[start of Excerpt to read]
After an interlude of almost one month, July opened with 17 killed in  a strike in Pakistan. In Yemen, a 49 day hiatus was broken on July 28, with the deaths of six alleged fighters. The month concluded with a surge of strikes in Yemen.
 
The REMUS 600 family of unmanned underwater vehicles (UUVs) has been used by the US Navy’s special warfare units and EOD since the early 2000s. Now they are expected to play a prominent part in US operations in the Pacific:
 
 
The Imperial War Museum commissioned artist Omar Fast to make a piece about UACV pilots operating in Nevada. The resulting film, 5,000 Feet is The Best, is now showing at the Museum’s main building in Southwark, South London.
 
 
 
Strikes during the month are on the next page.
 
 
July 2, North Waziristan - 17 killed in first strike for almost one month.
 
Missiles were fired at a compound in the village of Danday Darpa Khel near Miramshah.
 
Four Haqqani Network members killed and two wounded were reported by Pakistani officials. Reuters later reported that 17 people, mostly Haqqani Network fighters, were killed. The target was not disclosed, and no senior jihadist commanders were reported dead. Later regional press reports identified as among the dead the al Qaeda commander Abu Saif al Jaziri,  Maulana Akhtar Zadran, a Haqqani Network officer,  Rana Ashraf from Sargodha and Navid Butt from Lahore.
[end of Excerpt to read]
[start of Material shown]
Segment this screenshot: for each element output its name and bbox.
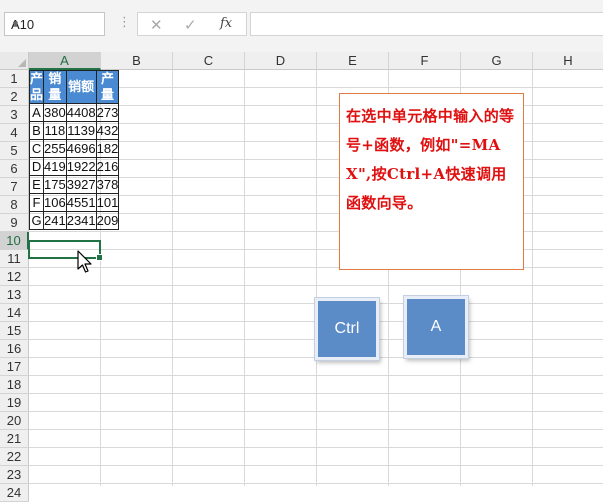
table-cell[interactable]: D — [28, 157, 45, 176]
row-header-16[interactable]: 16 — [0, 340, 29, 358]
select-all-corner[interactable] — [0, 52, 29, 70]
chevron-down-icon[interactable]: ▼ — [11, 19, 100, 29]
more-options-icon[interactable]: ⋮ — [118, 14, 131, 30]
row-header-15[interactable]: 15 — [0, 322, 29, 340]
row-header-17[interactable]: 17 — [0, 358, 29, 376]
column-header-a[interactable]: A — [29, 52, 101, 70]
table-cell[interactable]: C — [28, 139, 45, 158]
table-cell[interactable]: 241 — [43, 211, 67, 230]
table-cell[interactable]: 3927 — [65, 175, 97, 194]
table-cell[interactable]: 4551 — [65, 193, 97, 212]
table-cell[interactable]: 255 — [43, 139, 67, 158]
table-cell[interactable]: 1139 — [65, 121, 97, 140]
callout-text: 在选中单元格中输入的等号+函数，例如"=MAX",按Ctrl+A快速调用函数向导… — [346, 107, 515, 212]
header-cell[interactable]: 销量 — [43, 70, 67, 104]
formula-input[interactable] — [250, 12, 603, 36]
row-header-23[interactable]: 23 — [0, 466, 29, 484]
mouse-pointer-icon — [77, 250, 92, 273]
fill-handle[interactable] — [96, 254, 103, 261]
table-row: G 241 2341 209 — [28, 211, 120, 230]
table-cell[interactable]: 209 — [95, 211, 120, 230]
row-header-22[interactable]: 22 — [0, 448, 29, 466]
row-header-19[interactable]: 19 — [0, 394, 29, 412]
instruction-callout: 在选中单元格中输入的等号+函数，例如"=MAX",按Ctrl+A快速调用函数向导… — [339, 93, 524, 270]
cancel-icon[interactable]: ✕ — [150, 16, 163, 34]
table-cell[interactable]: F — [28, 193, 45, 212]
formula-buttons: ✕ ✓ fx — [137, 12, 247, 36]
table-cell[interactable]: 182 — [95, 139, 120, 158]
row-header-12[interactable]: 12 — [0, 268, 29, 286]
table-cell[interactable]: 4408 — [65, 103, 97, 122]
row-header-4[interactable]: 4 — [0, 124, 29, 142]
row-header-5[interactable]: 5 — [0, 142, 29, 160]
table-cell[interactable]: B — [28, 121, 45, 140]
table-cell[interactable]: 378 — [95, 175, 120, 194]
row-header-10[interactable]: 10 — [0, 232, 29, 250]
row-header-20[interactable]: 20 — [0, 412, 29, 430]
table-row: D 419 1922 216 — [28, 157, 120, 176]
row-header-8[interactable]: 8 — [0, 196, 29, 214]
table-cell[interactable]: 1922 — [65, 157, 97, 176]
row-header-6[interactable]: 6 — [0, 160, 29, 178]
header-cell[interactable]: 产品 — [28, 70, 45, 104]
column-header-d[interactable]: D — [245, 52, 317, 70]
enter-icon[interactable]: ✓ — [184, 16, 197, 34]
row-header-13[interactable]: 13 — [0, 286, 29, 304]
table-row: A 380 4408 273 — [28, 103, 120, 122]
table-cell[interactable]: A — [28, 103, 45, 122]
row-header-14[interactable]: 14 — [0, 304, 29, 322]
column-header-g[interactable]: G — [461, 52, 533, 70]
column-header-b[interactable]: B — [101, 52, 173, 70]
row-header-7[interactable]: 7 — [0, 178, 29, 196]
table-cell[interactable]: 380 — [43, 103, 67, 122]
column-header-f[interactable]: F — [389, 52, 461, 70]
table-cell[interactable]: 216 — [95, 157, 120, 176]
table-cell[interactable]: 4696 — [65, 139, 97, 158]
table-cell[interactable]: 118 — [43, 121, 67, 140]
column-header-h[interactable]: H — [533, 52, 603, 70]
insert-function-icon[interactable]: fx — [220, 16, 232, 31]
table-cell[interactable]: 432 — [95, 121, 120, 140]
table-row: C 255 4696 182 — [28, 139, 120, 158]
formula-bar: A10 ▼ ⋮ ✕ ✓ fx — [0, 0, 603, 52]
ctrl-key: Ctrl — [315, 298, 379, 360]
row-header-11[interactable]: 11 — [0, 250, 29, 268]
table-cell[interactable]: E — [28, 175, 45, 194]
a-key: A — [404, 296, 468, 358]
header-cell[interactable]: 销额 — [65, 70, 97, 104]
table-cell[interactable]: 101 — [95, 193, 120, 212]
header-cell[interactable]: 产量 — [95, 70, 120, 104]
table-row: F 106 4551 101 — [28, 193, 120, 212]
row-header-21[interactable]: 21 — [0, 430, 29, 448]
table-row: B 118 1139 432 — [28, 121, 120, 140]
table-header-row: 产品 销量 销额 产量 — [28, 70, 120, 104]
column-header-c[interactable]: C — [173, 52, 245, 70]
row-header-9[interactable]: 9 — [0, 214, 29, 232]
column-header-e[interactable]: E — [317, 52, 389, 70]
table-cell[interactable]: 419 — [43, 157, 67, 176]
row-header-24[interactable]: 24 — [0, 484, 29, 502]
table-cell[interactable]: 273 — [95, 103, 120, 122]
table-cell[interactable]: 175 — [43, 175, 67, 194]
table-cell[interactable]: 2341 — [65, 211, 97, 230]
row-header-2[interactable]: 2 — [0, 88, 29, 106]
row-header-1[interactable]: 1 — [0, 70, 29, 88]
data-table: 产品 销量 销额 产量 A 380 4408 273 B 118 1139 43… — [28, 70, 120, 230]
table-cell[interactable]: 106 — [43, 193, 67, 212]
row-header-18[interactable]: 18 — [0, 376, 29, 394]
row-header-3[interactable]: 3 — [0, 106, 29, 124]
table-row: E 175 3927 378 — [28, 175, 120, 194]
name-box[interactable]: A10 ▼ — [4, 12, 105, 36]
table-cell[interactable]: G — [28, 211, 45, 230]
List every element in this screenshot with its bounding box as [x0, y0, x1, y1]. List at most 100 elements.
[end of Material shown]
What needs to be done
Change "film" to "video" in the drone strike report, starting at "The Imperial War" and ending at "the next page.", and write out that passage with the change made. The listing has no connection to the drone strike report.

Result of the task
The Imperial War Museum commissioned artist Omar Fast to make a piece about UACV pilots operating in Nevada. The resulting video, 5,000 Feet is The Best, is now showing at the Museum’s main building in Southwark, South London.
 
 
 
Strikes during the month are on the next page.